Problem description: Locate the word "magis" in the material, then show every line that holds it.
----------
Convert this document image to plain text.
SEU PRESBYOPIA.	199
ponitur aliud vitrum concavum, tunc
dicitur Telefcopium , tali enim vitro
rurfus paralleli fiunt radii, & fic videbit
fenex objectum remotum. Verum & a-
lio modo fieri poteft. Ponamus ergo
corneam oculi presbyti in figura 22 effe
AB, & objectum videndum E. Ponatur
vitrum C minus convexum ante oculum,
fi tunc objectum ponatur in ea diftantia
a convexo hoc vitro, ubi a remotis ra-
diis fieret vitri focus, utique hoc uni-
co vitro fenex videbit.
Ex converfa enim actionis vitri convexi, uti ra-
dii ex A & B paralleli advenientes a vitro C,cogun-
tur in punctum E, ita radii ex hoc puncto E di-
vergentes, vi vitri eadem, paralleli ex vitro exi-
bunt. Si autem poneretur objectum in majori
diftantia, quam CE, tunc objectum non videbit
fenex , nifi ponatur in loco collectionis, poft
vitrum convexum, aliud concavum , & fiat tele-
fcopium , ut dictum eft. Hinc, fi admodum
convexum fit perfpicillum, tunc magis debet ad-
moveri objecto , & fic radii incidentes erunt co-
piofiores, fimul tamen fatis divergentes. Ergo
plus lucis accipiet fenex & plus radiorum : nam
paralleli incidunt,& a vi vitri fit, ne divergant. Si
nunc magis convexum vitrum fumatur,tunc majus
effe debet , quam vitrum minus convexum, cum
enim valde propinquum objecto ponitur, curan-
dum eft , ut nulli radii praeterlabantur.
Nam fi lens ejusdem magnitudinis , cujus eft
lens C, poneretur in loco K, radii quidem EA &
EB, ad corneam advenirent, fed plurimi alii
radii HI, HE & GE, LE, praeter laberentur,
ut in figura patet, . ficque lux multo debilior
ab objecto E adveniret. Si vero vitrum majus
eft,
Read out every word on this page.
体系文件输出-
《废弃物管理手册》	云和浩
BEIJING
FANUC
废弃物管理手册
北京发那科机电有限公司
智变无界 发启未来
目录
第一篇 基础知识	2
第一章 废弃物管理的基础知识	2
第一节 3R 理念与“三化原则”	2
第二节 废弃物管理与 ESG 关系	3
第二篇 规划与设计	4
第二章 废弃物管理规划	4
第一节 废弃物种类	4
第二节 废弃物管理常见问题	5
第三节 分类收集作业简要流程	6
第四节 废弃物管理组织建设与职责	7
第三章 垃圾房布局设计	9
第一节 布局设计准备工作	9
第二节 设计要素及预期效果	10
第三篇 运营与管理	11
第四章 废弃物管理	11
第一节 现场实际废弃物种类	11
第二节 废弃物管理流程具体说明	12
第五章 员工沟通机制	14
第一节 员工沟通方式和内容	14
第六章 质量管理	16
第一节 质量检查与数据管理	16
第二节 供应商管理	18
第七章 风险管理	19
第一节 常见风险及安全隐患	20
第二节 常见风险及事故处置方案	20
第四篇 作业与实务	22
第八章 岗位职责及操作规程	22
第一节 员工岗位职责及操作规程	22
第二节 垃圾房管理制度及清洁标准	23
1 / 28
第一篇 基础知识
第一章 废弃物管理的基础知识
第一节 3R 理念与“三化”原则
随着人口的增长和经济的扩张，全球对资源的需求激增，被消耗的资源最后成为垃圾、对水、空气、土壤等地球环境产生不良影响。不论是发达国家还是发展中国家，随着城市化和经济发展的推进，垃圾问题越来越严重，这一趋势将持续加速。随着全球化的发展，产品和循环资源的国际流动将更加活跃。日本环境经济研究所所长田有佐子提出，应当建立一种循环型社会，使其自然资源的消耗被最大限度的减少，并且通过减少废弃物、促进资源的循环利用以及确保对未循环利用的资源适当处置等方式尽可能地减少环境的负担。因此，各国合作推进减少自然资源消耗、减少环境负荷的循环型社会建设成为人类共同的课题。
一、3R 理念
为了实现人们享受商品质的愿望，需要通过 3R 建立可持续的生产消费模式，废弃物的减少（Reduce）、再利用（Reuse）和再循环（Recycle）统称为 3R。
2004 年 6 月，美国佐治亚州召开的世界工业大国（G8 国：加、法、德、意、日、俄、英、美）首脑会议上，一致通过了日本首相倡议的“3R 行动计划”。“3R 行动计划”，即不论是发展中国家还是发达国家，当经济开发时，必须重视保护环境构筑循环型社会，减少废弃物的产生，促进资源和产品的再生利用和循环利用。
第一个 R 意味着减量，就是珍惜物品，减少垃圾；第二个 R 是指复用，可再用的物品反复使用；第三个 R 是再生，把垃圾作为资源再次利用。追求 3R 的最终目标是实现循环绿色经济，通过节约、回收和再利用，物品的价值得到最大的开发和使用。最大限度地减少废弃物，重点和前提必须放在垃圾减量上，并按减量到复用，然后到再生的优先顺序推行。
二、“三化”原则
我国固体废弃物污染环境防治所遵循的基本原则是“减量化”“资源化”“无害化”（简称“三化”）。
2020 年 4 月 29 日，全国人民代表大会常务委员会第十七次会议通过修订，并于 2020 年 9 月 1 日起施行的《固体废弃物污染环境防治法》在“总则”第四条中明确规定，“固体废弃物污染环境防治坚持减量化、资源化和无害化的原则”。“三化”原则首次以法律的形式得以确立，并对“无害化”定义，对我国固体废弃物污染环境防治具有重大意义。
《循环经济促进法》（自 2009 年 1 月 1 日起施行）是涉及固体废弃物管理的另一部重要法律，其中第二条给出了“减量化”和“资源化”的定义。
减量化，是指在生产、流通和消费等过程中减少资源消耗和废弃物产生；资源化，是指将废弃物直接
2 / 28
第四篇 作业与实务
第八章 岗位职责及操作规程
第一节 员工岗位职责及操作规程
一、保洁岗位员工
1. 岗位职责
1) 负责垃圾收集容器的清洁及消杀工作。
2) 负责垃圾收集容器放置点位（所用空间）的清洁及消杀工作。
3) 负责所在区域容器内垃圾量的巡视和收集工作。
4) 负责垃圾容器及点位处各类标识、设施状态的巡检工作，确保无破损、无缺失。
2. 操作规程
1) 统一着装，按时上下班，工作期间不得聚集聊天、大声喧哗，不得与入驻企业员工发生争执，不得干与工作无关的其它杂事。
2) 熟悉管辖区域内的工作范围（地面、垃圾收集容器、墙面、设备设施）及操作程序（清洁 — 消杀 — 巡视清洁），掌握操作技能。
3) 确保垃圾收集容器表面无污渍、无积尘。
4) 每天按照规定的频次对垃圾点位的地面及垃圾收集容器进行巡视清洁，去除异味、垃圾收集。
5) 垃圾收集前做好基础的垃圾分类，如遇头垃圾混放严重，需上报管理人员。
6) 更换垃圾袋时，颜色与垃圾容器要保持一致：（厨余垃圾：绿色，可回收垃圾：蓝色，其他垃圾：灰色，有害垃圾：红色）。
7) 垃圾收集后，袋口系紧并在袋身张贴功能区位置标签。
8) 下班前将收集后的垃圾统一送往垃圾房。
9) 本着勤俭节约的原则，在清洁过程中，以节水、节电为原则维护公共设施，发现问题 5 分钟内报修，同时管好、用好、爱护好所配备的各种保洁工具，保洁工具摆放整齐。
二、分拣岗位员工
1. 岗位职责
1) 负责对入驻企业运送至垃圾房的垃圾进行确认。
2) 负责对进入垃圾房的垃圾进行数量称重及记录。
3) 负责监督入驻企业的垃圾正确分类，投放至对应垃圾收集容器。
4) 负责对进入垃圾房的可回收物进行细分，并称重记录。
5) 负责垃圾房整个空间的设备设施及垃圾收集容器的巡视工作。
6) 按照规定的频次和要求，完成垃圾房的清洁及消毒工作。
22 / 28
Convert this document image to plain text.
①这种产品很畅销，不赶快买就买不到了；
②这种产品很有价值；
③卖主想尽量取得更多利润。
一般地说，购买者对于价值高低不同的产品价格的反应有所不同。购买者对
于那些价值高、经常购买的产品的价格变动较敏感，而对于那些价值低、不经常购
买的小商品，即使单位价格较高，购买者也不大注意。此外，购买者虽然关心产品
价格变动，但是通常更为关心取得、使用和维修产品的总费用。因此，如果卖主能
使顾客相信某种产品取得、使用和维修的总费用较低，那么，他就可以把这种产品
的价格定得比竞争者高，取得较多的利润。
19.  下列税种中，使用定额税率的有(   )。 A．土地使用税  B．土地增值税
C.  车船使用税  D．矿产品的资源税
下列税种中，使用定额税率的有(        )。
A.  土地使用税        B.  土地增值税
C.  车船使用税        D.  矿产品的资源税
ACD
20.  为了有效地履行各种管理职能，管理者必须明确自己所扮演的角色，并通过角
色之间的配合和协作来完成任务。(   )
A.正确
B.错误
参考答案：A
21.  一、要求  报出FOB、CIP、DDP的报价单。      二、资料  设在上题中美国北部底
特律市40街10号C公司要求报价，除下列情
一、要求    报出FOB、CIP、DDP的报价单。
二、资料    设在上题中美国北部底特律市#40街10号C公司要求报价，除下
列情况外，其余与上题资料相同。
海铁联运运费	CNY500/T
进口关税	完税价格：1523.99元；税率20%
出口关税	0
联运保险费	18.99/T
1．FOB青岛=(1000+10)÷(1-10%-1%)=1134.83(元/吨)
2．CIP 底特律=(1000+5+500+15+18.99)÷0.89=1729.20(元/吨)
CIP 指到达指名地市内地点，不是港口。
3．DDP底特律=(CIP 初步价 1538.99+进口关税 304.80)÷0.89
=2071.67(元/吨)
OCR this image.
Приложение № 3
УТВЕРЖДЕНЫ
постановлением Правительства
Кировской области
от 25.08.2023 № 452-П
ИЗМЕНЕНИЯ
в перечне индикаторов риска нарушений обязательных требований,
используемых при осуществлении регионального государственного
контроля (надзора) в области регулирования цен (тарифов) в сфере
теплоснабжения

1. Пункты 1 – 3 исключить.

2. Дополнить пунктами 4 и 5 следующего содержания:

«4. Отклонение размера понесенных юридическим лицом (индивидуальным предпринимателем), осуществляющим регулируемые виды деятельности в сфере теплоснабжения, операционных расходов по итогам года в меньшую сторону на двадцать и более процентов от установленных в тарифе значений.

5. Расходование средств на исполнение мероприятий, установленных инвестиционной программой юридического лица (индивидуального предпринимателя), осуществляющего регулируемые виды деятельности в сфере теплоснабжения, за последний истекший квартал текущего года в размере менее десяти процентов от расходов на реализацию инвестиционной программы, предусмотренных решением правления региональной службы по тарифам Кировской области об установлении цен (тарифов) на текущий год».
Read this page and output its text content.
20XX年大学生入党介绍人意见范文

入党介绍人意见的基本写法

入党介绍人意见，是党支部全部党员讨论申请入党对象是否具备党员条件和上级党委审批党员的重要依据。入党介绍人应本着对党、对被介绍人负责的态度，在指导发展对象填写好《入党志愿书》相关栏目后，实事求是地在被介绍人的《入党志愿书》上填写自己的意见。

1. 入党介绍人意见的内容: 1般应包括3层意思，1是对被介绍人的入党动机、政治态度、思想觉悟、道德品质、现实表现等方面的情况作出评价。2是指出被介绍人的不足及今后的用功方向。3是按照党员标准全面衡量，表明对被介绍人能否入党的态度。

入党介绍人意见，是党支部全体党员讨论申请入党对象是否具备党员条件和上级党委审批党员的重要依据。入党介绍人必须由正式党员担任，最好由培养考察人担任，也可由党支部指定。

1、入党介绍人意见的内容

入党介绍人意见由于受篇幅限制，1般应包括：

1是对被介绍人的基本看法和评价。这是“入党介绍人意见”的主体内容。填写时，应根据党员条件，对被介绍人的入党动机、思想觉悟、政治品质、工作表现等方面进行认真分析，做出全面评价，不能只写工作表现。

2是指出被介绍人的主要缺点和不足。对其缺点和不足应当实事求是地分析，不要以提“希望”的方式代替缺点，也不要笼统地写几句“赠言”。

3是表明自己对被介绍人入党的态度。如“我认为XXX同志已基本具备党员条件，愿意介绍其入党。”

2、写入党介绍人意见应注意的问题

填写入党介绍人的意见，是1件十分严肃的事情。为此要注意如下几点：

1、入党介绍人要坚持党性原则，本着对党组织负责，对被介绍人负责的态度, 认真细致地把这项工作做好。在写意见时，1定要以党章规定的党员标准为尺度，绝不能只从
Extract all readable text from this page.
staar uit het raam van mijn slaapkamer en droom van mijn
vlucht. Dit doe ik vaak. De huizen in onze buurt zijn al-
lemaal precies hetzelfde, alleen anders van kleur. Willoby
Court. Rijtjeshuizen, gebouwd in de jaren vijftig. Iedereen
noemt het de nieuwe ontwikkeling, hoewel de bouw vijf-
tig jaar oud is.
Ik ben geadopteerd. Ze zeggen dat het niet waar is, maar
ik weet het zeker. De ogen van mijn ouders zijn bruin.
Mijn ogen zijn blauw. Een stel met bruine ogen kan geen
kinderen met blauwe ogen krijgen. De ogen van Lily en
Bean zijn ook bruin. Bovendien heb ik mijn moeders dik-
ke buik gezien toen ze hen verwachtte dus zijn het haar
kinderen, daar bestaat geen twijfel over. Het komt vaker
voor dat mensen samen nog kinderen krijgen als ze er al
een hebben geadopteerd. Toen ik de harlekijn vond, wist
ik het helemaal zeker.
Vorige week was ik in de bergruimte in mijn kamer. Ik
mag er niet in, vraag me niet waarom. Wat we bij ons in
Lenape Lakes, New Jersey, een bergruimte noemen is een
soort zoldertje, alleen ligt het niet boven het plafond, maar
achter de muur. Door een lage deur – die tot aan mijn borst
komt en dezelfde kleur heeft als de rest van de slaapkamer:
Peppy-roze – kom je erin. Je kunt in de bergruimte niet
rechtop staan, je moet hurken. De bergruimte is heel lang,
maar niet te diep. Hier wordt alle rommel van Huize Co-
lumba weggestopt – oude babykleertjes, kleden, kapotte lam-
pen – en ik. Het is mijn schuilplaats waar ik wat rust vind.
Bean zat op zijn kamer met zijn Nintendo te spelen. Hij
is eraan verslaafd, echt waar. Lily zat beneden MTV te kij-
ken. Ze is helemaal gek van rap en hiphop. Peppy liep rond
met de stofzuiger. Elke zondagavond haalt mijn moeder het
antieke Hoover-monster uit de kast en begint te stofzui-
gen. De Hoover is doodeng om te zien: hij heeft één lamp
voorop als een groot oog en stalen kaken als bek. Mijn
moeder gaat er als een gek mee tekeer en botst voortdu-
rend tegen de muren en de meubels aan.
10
----------
Reply to the task:
convexum fit perfpicillum, tunc magis debet ad-
nunc magis convexum vitrum fumatur,tunc majus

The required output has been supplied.